* **SET PROBLEM**
Copy each line below that contains "with".

* **AVAILABLE RECORDS**

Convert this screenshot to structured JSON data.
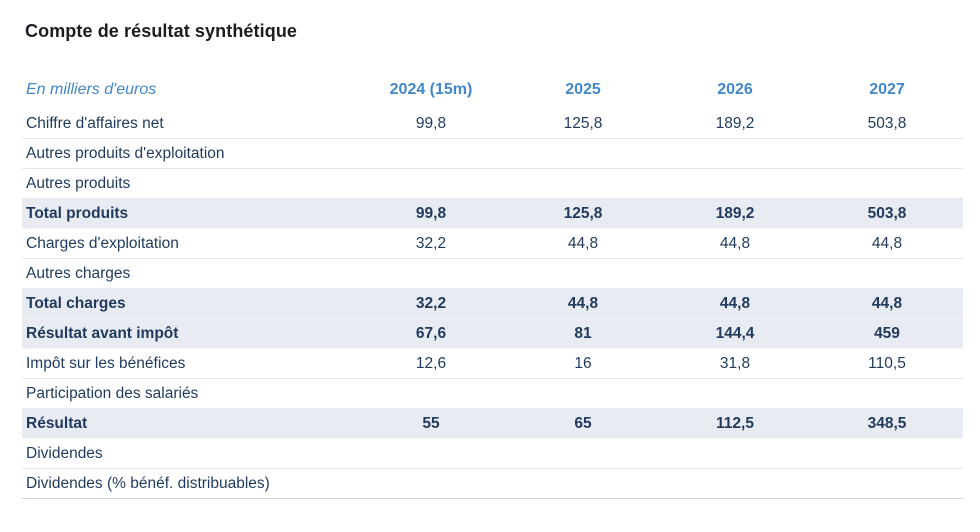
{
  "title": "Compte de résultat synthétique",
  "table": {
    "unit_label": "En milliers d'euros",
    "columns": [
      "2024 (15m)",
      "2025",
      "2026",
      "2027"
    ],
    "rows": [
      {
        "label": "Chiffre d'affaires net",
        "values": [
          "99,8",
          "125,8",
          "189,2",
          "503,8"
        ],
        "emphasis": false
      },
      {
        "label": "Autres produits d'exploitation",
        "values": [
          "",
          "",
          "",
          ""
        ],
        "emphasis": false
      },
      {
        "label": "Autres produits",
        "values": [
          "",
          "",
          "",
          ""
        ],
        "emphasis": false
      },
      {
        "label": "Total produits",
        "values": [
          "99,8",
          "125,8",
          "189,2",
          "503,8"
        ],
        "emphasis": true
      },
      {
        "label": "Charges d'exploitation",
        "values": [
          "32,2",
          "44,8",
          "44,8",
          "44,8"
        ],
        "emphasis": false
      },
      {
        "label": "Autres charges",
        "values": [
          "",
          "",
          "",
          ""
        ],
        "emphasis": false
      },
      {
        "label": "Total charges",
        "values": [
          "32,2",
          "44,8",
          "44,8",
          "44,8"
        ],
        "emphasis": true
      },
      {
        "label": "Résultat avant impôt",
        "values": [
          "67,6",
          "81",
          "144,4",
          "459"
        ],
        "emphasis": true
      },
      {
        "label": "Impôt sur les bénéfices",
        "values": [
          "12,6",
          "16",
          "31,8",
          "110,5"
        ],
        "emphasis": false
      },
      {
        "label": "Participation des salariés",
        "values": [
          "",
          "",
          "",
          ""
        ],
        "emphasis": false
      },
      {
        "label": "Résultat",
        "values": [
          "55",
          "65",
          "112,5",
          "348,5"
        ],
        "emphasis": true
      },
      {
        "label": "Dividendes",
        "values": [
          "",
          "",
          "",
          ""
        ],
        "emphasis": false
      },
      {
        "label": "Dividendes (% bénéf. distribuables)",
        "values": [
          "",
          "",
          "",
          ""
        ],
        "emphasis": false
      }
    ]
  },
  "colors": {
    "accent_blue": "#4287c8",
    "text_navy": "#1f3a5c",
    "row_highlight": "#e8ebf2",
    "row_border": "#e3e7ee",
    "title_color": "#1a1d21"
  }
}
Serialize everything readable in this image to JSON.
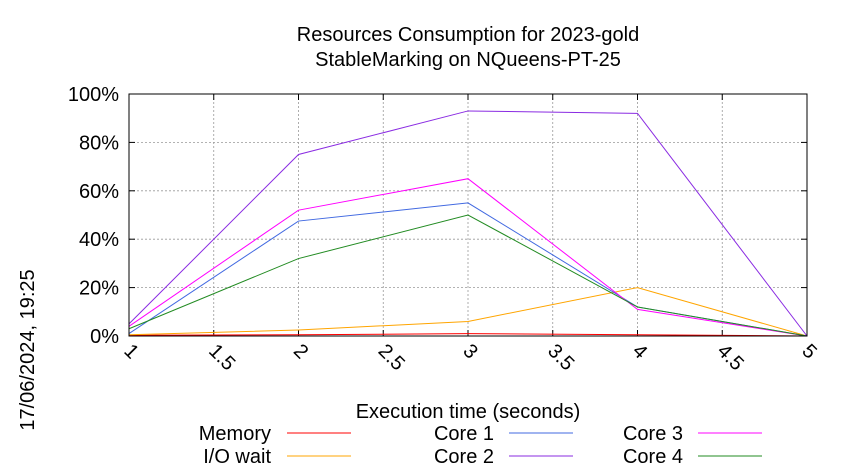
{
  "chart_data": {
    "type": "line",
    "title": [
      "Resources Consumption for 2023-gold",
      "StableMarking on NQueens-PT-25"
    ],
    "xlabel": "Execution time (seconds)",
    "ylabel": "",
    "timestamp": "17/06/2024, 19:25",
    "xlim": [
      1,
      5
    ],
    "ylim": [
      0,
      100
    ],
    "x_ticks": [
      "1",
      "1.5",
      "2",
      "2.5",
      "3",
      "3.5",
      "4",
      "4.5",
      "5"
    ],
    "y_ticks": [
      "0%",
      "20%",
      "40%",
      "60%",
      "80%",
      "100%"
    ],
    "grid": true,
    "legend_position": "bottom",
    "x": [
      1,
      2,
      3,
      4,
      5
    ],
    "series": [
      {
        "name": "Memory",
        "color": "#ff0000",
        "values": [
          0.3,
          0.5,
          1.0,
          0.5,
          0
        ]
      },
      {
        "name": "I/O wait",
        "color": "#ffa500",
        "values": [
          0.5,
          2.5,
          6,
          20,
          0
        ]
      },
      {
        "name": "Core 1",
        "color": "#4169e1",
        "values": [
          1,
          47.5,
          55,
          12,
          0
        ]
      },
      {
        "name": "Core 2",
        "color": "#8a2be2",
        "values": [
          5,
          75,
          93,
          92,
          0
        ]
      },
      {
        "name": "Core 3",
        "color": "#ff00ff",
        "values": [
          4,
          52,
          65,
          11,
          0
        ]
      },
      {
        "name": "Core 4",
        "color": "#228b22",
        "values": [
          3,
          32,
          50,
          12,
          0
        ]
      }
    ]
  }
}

==

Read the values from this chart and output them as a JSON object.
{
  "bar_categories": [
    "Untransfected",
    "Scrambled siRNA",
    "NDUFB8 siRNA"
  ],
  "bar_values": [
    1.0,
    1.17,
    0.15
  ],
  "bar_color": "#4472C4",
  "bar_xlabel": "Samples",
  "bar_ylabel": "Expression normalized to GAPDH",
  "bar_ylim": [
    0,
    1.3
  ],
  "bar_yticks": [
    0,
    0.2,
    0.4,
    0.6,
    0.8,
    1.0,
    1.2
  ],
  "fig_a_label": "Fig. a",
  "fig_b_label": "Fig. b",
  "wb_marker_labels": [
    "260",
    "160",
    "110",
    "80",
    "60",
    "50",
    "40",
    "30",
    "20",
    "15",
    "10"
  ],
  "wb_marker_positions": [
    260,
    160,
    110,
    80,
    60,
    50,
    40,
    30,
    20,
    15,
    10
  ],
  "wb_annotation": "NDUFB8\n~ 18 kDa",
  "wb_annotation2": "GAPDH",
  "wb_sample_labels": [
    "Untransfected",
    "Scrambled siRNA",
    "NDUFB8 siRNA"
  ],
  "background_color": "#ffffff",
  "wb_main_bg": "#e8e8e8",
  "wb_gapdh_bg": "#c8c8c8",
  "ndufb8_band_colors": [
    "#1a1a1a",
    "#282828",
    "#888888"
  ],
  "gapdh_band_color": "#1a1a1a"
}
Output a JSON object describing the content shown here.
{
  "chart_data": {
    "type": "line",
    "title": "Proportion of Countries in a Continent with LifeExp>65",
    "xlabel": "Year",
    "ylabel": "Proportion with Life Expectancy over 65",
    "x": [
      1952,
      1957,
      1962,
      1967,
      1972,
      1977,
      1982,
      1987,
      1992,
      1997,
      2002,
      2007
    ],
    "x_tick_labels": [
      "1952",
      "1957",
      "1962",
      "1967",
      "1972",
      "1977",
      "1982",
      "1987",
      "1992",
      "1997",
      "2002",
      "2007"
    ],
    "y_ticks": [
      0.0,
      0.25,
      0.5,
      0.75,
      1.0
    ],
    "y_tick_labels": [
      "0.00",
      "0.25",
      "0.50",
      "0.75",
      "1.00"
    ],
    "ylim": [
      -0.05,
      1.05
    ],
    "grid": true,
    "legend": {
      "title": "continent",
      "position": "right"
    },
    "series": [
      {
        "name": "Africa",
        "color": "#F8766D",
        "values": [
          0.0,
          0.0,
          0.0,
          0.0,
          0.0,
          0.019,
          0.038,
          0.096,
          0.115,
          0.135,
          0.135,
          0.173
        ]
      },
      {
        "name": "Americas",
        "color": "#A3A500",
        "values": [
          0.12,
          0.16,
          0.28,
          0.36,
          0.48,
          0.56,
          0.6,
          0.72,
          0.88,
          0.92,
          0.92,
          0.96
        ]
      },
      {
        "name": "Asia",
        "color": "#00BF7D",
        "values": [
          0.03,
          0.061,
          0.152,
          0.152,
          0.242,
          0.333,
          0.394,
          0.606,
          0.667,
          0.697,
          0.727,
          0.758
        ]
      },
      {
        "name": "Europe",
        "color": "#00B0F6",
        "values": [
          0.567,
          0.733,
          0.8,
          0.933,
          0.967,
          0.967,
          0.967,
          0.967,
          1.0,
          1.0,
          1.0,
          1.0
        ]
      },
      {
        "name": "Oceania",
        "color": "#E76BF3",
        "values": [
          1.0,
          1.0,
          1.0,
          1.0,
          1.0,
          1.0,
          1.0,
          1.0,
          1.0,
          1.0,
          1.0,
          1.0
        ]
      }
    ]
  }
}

* **RESULT OF THE TASK**
    "title": "Proportion of Countries in a Continent with LifeExp>65",
    "ylabel": "Proportion with Life Expectancy over 65",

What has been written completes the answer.